In the statistics notes below, which transform is described as the best way to make a Poisson look Gaussian?
=== Text block ===
Sometimes, one need to transform the data to make them look Gaussian. The Anscombe transform $N\rightarrow2\sqrt{N+3/8}$ is known to be the best way to make a Poisson look Gaussian.

<hr>

***TO REMEMBER:***

- **Estimation (Law of Large numbers)**
- **Asymptotic confidence intervals (Central Limit Theorem)**
- **Tests -> Parametric (ln()) or Non-Parametric (ks.test(), wilcox.test(), shapiro.trest(), x^2 test)**

<hr>

# 2 - LIKELIHOOD AND CONTRAST

## 2.1 - Likelihood

<u>Toy Example:</u>

One observes $X\sim\mathcal{N}(\mu,1)$ and two statistics $\mu_1$ and $\mu_2$ are available. One would tend to choose the statistics where the observed \mu (sample mean $X$) is the closest (i.e. comparing $f_{m_1}(X)$ and $f_{m_2}(X)$).
=== Data extract ===
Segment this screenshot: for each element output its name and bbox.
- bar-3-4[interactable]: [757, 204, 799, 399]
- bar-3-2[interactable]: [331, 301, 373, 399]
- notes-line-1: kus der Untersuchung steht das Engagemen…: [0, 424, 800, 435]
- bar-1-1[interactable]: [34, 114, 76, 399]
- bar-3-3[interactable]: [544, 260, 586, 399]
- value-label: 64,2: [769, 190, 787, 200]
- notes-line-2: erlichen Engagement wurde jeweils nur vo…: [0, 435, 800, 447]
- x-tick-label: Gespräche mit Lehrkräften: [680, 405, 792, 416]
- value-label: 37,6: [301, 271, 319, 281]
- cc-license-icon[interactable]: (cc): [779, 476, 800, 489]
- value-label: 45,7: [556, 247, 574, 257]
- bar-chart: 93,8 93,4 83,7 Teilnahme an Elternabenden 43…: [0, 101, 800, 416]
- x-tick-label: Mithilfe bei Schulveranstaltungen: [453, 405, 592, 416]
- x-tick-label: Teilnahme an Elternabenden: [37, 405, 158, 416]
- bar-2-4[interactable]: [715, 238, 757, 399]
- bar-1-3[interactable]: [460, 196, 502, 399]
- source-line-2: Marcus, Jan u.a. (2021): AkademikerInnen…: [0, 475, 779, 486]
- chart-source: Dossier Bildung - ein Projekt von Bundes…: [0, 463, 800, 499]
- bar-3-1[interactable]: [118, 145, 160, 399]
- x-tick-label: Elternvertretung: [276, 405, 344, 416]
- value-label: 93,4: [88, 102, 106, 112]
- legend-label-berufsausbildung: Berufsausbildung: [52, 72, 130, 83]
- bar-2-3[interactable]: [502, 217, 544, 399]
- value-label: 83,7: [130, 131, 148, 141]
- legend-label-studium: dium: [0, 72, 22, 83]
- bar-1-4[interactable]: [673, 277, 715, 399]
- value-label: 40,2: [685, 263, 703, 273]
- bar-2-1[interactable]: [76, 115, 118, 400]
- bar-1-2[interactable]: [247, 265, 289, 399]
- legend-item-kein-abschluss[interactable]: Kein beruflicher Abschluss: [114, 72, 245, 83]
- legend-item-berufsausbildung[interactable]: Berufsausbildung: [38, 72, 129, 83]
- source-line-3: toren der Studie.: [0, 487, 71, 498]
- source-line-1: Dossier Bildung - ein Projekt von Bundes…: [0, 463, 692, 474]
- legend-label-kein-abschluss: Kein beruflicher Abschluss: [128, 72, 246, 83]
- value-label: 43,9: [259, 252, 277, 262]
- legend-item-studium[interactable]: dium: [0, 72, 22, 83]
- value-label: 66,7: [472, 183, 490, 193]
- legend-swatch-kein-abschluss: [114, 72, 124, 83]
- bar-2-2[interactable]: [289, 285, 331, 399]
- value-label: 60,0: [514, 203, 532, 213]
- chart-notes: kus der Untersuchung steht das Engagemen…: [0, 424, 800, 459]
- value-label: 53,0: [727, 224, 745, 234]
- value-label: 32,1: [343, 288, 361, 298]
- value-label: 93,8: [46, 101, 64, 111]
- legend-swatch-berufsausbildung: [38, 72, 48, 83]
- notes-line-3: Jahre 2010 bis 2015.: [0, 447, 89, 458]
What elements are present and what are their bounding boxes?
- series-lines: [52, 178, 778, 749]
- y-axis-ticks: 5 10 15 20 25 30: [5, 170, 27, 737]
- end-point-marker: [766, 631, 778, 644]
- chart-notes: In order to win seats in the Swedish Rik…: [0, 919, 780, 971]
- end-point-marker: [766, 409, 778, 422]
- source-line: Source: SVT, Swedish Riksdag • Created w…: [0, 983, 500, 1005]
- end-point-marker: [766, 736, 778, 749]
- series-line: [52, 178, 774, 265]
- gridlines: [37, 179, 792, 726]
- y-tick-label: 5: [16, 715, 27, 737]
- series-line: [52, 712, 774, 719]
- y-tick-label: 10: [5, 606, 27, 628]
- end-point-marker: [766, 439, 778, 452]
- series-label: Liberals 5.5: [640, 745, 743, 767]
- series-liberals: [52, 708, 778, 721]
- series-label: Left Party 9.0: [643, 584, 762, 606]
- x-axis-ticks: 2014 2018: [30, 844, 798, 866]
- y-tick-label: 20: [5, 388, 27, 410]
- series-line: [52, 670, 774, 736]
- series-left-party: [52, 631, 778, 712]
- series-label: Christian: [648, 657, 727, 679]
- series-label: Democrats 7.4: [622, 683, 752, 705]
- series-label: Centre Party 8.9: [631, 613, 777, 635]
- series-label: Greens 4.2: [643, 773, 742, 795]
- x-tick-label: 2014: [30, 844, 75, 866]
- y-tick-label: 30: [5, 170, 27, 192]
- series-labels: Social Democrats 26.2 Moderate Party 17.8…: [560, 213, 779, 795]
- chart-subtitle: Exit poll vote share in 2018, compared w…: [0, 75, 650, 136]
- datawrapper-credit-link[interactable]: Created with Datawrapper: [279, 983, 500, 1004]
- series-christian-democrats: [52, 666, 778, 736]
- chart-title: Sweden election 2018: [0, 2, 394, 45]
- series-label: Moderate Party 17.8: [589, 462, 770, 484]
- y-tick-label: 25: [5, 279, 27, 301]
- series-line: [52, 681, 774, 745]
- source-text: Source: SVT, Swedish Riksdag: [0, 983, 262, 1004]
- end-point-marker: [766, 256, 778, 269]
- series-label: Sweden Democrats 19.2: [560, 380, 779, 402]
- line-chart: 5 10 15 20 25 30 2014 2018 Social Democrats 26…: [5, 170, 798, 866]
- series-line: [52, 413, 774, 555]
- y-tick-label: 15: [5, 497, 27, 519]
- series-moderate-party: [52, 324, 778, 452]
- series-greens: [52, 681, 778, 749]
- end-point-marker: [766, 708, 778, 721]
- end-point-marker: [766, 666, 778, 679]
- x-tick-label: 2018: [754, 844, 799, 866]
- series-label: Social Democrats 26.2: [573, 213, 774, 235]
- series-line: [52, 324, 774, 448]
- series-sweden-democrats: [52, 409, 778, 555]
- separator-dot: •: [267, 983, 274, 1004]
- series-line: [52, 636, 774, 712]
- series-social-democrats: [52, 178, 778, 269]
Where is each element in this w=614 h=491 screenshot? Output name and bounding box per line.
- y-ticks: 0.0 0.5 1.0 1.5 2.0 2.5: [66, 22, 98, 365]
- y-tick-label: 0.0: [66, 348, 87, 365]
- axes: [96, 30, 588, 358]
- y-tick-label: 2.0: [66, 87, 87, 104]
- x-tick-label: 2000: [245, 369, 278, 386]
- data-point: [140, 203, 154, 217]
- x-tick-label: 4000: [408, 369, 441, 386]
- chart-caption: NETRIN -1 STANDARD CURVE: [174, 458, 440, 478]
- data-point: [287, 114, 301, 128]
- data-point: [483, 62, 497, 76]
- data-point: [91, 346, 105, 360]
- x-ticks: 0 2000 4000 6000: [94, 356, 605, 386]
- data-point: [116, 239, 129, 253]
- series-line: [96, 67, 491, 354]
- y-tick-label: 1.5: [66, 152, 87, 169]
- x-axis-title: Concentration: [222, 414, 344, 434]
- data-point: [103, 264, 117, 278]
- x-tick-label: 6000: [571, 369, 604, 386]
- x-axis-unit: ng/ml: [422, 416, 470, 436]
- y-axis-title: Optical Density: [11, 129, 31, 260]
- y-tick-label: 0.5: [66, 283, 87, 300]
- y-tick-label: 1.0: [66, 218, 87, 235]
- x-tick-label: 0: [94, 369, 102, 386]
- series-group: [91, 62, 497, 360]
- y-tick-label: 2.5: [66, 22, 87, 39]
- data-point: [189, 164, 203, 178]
===
Response to this exercise:
The Anscombe transform, which maps N to 2√(N + 3/8).